- WHAT IS REQUIRED -
Write the material out again in full, exactly.

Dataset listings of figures
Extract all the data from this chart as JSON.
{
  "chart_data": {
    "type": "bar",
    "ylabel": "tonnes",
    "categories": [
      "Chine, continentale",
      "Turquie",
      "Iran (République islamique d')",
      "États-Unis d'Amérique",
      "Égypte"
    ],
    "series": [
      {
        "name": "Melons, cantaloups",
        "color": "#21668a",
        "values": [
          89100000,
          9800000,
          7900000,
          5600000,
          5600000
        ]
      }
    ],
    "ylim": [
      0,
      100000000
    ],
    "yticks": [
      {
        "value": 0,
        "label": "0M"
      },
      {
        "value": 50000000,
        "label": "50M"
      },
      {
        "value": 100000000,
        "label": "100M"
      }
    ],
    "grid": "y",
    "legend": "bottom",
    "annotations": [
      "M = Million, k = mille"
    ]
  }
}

- RIGHT ANSWER -
Extract all the data from this chart as JSON.
{
  "chart_data": {
    "type": "bar",
    "ylabel": "tonnes",
    "categories": [
      "Chine, continentale",
      "Turquie",
      "Iran (République islamique d')",
      "États-Unis d'Amérique",
      "Égypte"
    ],
    "series": [
      {
        "name": "Melons, cantaloups",
        "color": "#21668a",
        "values": [
          89100000,
          9800000,
          7900000,
          5600000,
          5600000
        ]
      }
    ],
    "ylim": [
      0,
      100000000
    ],
    "yticks": [
      {
        "value": 0,
        "label": "0M"
      },
      {
        "value": 50000000,
        "label": "50M"
      },
      {
        "value": 100000000,
        "label": "100M"
      }
    ],
    "grid": "y",
    "legend": "bottom",
    "annotations": [
      "M = Million, k = mille"
    ]
  }
}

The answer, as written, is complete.